• EXERCISE AIM: Where does the string "времени" appear in the records? Copy every line that contains it.

• SUPPLIED RECORDS:
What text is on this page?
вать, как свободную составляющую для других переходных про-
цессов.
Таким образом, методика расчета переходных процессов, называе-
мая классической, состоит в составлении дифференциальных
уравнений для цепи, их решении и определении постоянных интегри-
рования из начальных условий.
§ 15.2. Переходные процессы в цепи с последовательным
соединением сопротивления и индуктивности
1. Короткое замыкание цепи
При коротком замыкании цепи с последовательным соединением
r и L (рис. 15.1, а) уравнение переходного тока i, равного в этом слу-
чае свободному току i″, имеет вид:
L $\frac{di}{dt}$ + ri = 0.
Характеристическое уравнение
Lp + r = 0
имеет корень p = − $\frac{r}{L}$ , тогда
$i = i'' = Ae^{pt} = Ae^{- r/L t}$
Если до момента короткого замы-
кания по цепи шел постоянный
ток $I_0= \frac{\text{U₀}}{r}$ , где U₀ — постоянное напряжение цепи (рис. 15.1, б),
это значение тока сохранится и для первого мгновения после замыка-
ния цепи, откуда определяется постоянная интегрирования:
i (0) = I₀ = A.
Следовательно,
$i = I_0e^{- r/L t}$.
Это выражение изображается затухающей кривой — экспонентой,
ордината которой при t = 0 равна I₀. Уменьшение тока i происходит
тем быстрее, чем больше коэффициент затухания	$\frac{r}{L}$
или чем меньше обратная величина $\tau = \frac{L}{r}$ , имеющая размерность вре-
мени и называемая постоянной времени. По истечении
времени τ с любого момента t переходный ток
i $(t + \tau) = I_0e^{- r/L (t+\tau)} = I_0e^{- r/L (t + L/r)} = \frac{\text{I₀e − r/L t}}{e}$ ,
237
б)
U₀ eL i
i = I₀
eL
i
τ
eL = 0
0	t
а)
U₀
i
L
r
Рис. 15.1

• FULL RESPONSE:
мени и называемая постоянной времени. По истечении
времени τ с любого момента t переходный ток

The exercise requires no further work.